◆ WHAT YOU NEED TO DO
Tally each line where the word "iure" occurs, then give only the total.

◆ DATASET ROWS
**********

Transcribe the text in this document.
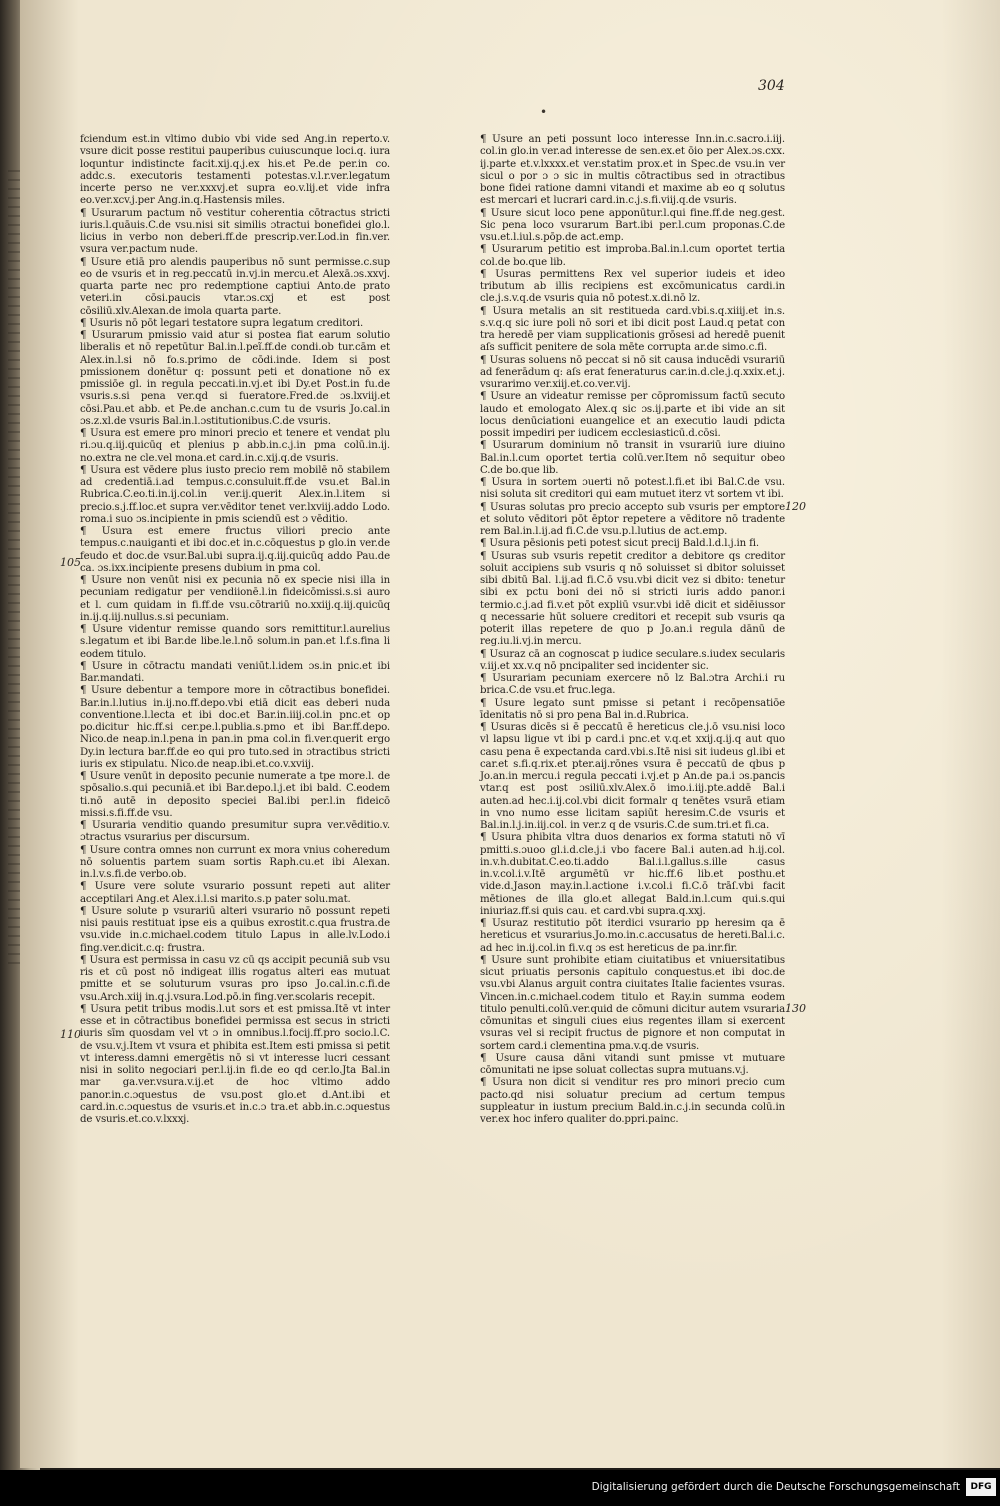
304
•
105
110
120
130

fciendum est.in vltimo dubio vbi vide sed Ang.in reperto.v. vsure dicit posse restitui pauperibus cuiuscunque loci.q. iura loquntur indistincte facit.xij.q.j.ex his.et Pe.de per.in co. addc.s. executoris testamenti potestas.v.l.r.ver.legatum incerte perso ne ver.xxxvj.et supra eo.v.lij.et vide infra eo.ver.xcv.j.per Ang.in.q.Hastensis miles.

¶ Usurarum pactum nō vestitur coherentia cōtractus stricti iuris.l.quāuis.C.de vsu.nisi sit similis ɔtractui bonefidei glo.l. licius in verbo non deberi.ff.de prescrip.ver.Lod.in fin.ver. vsura ver.pactum nude.

¶ Usure etiā pro alendis pauperibus nō sunt permisse.c.sup eo de vsuris et in reg.peccatū in.vj.in mercu.et Alexā.ɔs.xxvj. quarta parte nec pro redemptione captiui Anto.de prato veteri.in cōsi.paucis vtar.ɔs.cxj et est post cōsiliū.xlv.Alexan.de imola quarta parte.

¶ Usuris nō pōt legari testatore supra legatum creditori.

¶ Usurarum pmissio vaid atur si postea fiat earum solutio liberalis et nō repetūtur Bal.in.l.peĩ.ff.de condi.ob tur.cām et Alex.in.l.si nō fo.s.primo de cōdi.inde. Idem si post pmissionem donētur q: possunt peti et donatione nō ex pmissiōe gl. in regula peccati.in.vj.et ibi Dy.et Post.in fu.de vsuris.s.si pena ver.qd si fueratore.Fred.de ɔs.lxviij.et cōsi.Pau.et abb. et Pe.de anchan.c.cum tu de vsuris Jo.cal.in ɔs.z.xl.de vsuris Bal.in.l.ɔstitutionibus.C.de vsuris.

¶ Usura est emere pro minori precio et tenere et vendat plu ri.ɔu.q.iij.quicūq et plenius p abb.in.c.j.in pma colū.in.ij. no.extra ne cle.vel mona.et card.in.c.xij.q.de vsuris.

¶ Usura est vēdere plus iusto precio rem mobilē nō stabilem ad credentiā.i.ad tempus.c.consuluit.ff.de vsu.et Bal.in Rubrica.C.eo.ti.in.ij.col.in ver.ij.querit Alex.in.l.item si precio.s.j.ff.loc.et supra ver.vēditor tenet ver.lxviij.addo Lodo. roma.i suo ɔs.incipiente in pmis sciendū est ɔ vēditio.

¶ Usura est emere fructus viliori precio ante tempus.c.nauiganti et ibi doc.et in.c.cōquestus p glo.in ver.de feudo et doc.de vsur.Bal.ubi supra.ij.q.iij.quicūq addo Pau.de ca. ɔs.ixx.incipiente presens dubium in pma col.

¶ Usure non venūt nisi ex pecunia nō ex specie nisi illa in pecuniam redigatur per vendiionē.l.in fideicōmissi.s.si auro et l. cum quidam in fi.ff.de vsu.cōtrariū no.xxiij.q.iij.quicūq in.ij.q.iij.nullus.s.si pecuniam.

¶ Usure videntur remisse quando sors remittitur.l.aurelius s.legatum et ibi Bar.de libe.le.l.nō solum.in pan.et l.f.s.fina li eodem titulo.

¶ Usure in cōtractu mandati veniūt.l.idem ɔs.in pnic.et ibi Bar.mandati.

¶ Usure debentur a tempore more in cōtractibus bonefidei. Bar.in.l.lutius in.ij.no.ff.depo.vbi etiā dicit eas deberi nuda conventione.l.lecta et ibi doc.et Bar.in.iiij.col.in pnc.et op po.dicitur hic.ff.si cer.pe.l.publia.s.pmo et ibi Bar.ff.depo. Nico.de neap.in.l.pena in pan.in pma col.in fi.ver.querit ergo Dy.in lectura bar.ff.de eo qui pro tuto.sed in ɔtractibus stricti iuris ex stipulatu. Nico.de neap.ibi.et.co.v.xviij.

¶ Usure venūt in deposito pecunie numerate a tpe more.l. de spōsalio.s.qui pecuniā.et ibi Bar.depo.l.j.et ibi bald. C.eodem ti.nō autē in deposito speciei Bal.ibi per.l.in fideicō missi.s.fi.ff.de vsu.

¶ Usuraria venditio quando presumitur supra ver.vēditio.v. ɔtractus vsurarius per discursum.

¶ Usure contra omnes non currunt ex mora vnius coheredum nō soluentis partem suam sortis Raph.cu.et ibi Alexan. in.l.v.s.fi.de verbo.ob.

¶ Usure vere solute vsurario possunt repeti aut aliter acceptilari Ang.et Alex.i.l.si marito.s.p pater solu.mat.

¶ Usure solute p vsurariū alteri vsurario nō possunt repeti nisi pauis restituat ipse eis a quibus exrostit.c.qua frustra.de vsu.vide in.c.michael.codem titulo Lapus in alle.lv.Lodo.i fing.ver.dicit.c.q: frustra.

¶ Usura est permissa in casu vz cū qs accipit pecuniā sub vsu ris et cū post nō indigeat illis rogatus alteri eas mutuat pmitte et se soluturum vsuras pro ipso Jo.cal.in.c.fi.de vsu.Arch.xiij in.q.j.vsura.Lod.pō.in fing.ver.scolaris recepit.

¶ Usura petit tribus modis.l.ut sors et est pmissa.Itē vt inter esse et in cōtractibus bonefidei permissa est secus in stricti iuris sīm quosdam vel vt ɔ in omnibus.l.focij.ff.pro socio.l.C. de vsu.v.j.Item vt vsura et phibita est.Item esti pmissa si petit vt interess.damni emergētis nō si vt interesse lucri cessant nisi in solito negociari per.l.ij.in fi.de eo qd cer.lo.Jta Bal.in mar ga.ver.vsura.v.ij.et de hoc vltimo addo panor.in.c.ɔquestus de vsu.post glo.et d.Ant.ibi et card.in.c.ɔquestus de vsuris.et in.c.ɔ tra.et abb.in.c.ɔquestus de vsuris.et.co.v.lxxxj.

¶ Usure an peti possunt loco interesse Inn.in.c.sacro.i.iij. col.in glo.in ver.ad interesse de sen.ex.et ōio per Alex.ɔs.cxx. ij.parte et.v.lxxxx.et ver.statim prox.et in Spec.de vsu.in ver sicul o por ɔ ɔ sic in multis cōtractibus sed in ɔtractibus bone fidei ratione damni vitandi et maxime ab eo q solutus est mercari et lucrari card.in.c.j.s.fi.viij.q.de vsuris.

¶ Usure sicut loco pene apponūtur.l.qui fine.ff.de neg.gest. Sic pena loco vsurarum Bart.ibi per.l.cum proponas.C.de vsu.et.l.iul.s.pōp.de act.emp.

¶ Usurarum petitio est improba.Bal.in.l.cum oportet tertia col.de bo.que lib.

¶ Usuras permittens Rex vel superior iudeis et ideo tributum ab illis recipiens est excōmunicatus cardi.in cle.j.s.v.q.de vsuris quia nō potest.x.di.nō lz.

¶ Usura metalis an sit restitueda card.vbi.s.q.xiiij.et in.s. s.v.q.q sic iure poli nō sori et ibi dicit post Laud.q petat con tra heredē per viam supplicationis grōsesi ad heredē puenit aſs sufficit penitere de sola mēte corrupta ar.de simo.c.fi.

¶ Usuras soluens nō peccat si nō sit causa inducēdi vsurariū ad fenerādum q: aſs erat feneraturus car.in.d.cle.j.q.xxix.et.j. vsurarimo ver.xiij.et.co.ver.vij.

¶ Usure an videatur remisse per cōpromissum factū secuto laudo et emologato Alex.q sic ɔs.ij.parte et ibi vide an sit locus denūciationi euangelice et an executio laudi pdicta possit impediri per iudicem ecclesiasticū.d.cōsi.

¶ Usurarum dominium nō transit in vsurariū iure diuino Bal.in.l.cum oportet tertia colū.ver.Item nō sequitur obeo C.de bo.que lib.

¶ Usura in sortem ɔuerti nō potest.l.fi.et ibi Bal.C.de vsu. nisi soluta sit creditori qui eam mutuet iterz vt sortem vt ibi.

¶ Usuras solutas pro precio accepto sub vsuris per emptore et soluto vēditori pōt ēptor repetere a vēditore nō tradente rem Bal.in.l.ij.ad fi.C.de vsu.p.l.lutius de act.emp.

¶ Usura pēsionis peti potest sicut precij Bald.l.d.l.j.in fi.

¶ Usuras sub vsuris repetit creditor a debitore qs creditor soluit accipiens sub vsuris q nō soluisset si dbitor soluisset sibi dbitū Bal. l.ij.ad fi.C.ō vsu.vbi dicit vez si dbito: tenetur sibi ex pctu boni dei nō si stricti iuris addo panor.i termio.c.j.ad fi.v.et pōt expliū vsur.vbi idē dicit et sidēiussor q necessarie hūt soluere creditori et recepit sub vsuris qa poterit illas repetere de quo p Jo.an.i regula dānū de reg.iu.li.vj.in mercu.

¶ Usuraz cā an cognoscat p iudice seculare.s.iudex secularis v.iij.et xx.v.q nō pncipaliter sed incidenter sic.

¶ Usurariam pecuniam exercere nō lz Bal.ɔtra Archi.i ru brica.C.de vsu.et fruc.lega.

¶ Usure legato sunt pmisse si petant i recōpensatiōe īdenitatis nō si pro pena Bal in.d.Rubrica.

¶ Usuras dicēs si ē peccatū ē hereticus cle.j.ō vsu.nisi loco vl lapsu ligue vt ibi p card.i pnc.et v.q.et xxij.q.ij.q aut quo casu pena ē expectanda card.vbi.s.Itē nisi sit iudeus gl.ibi et car.et s.fi.q.rix.et pter.aij.rōnes vsura ē peccatū de qbus p Jo.an.in mercu.i regula peccati i.vj.et p An.de pa.i ɔs.pancis vtar.q est post ɔsiliū.xlv.Alex.ō imo.i.iij.pte.addē Bal.i auten.ad hec.i.ij.col.vbi dicit formalr q tenētes vsurā etiam in vno numo esse licitam sapiūt heresim.C.de vsuris et Bal.in.l.j.in.iij.col. in ver.z q de vsuris.C.de sum.tri.et fi.ca.

¶ Usura phibita vltra duos denarios ex forma statuti nō vī pmitti.s.ɔuoo gl.i.d.cle.j.i vbo facere Bal.i auten.ad h.ij.col. in.v.h.dubitat.C.eo.ti.addo Bal.i.l.gallus.s.ille casus in.v.col.i.v.Itē argumētū vr hic.ff.6 lib.et posthu.et vide.d.Jason may.in.l.actione i.v.col.i fi.C.ō trāſ.vbi facit mētiones de illa glo.et allegat Bald.in.l.cum qui.s.qui iniuriaz.ff.si quis cau. et card.vbi supra.q.xxj.

¶ Usuraz restitutio pōt iterdici vsurario pp heresim qa ē hereticus et vsurarius.Jo.mo.in.c.accusatus de hereti.Bal.i.c. ad hec in.ij.col.in fi.v.q ɔs est hereticus de pa.inr.fir.

¶ Usure sunt prohibite etiam ciuitatibus et vniuersitatibus sicut priuatis personis capitulo conquestus.et ibi doc.de vsu.vbi Alanus arguit contra ciuitates Italie facientes vsuras. Vincen.in.c.michael.codem titulo et Ray.in summa eodem titulo penulti.colū.ver.quid de cōmuni dicitur autem vsuraria cōmunitas et singuli ciues eius regentes illam si exercent vsuras vel si recipit fructus de pignore et non computat in sortem card.i clementina pma.v.q.de vsuris.

¶ Usure causa dāni vitandi sunt pmisse vt mutuare cōmunitati ne ipse soluat collectas supra mutuans.v.j.

¶ Usura non dicit si venditur res pro minori precio cum pacto.qd nisi soluatur precium ad certum tempus suppleatur in iustum precium Bald.in.c.j.in secunda colū.in ver.ex hoc infero qualiter do.ppri.painc.

Digitalisierung gefördert durch die Deutsche Forschungsgemeinschaft	DFG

**********

◆ OUTPUT FOR THIS TASK
2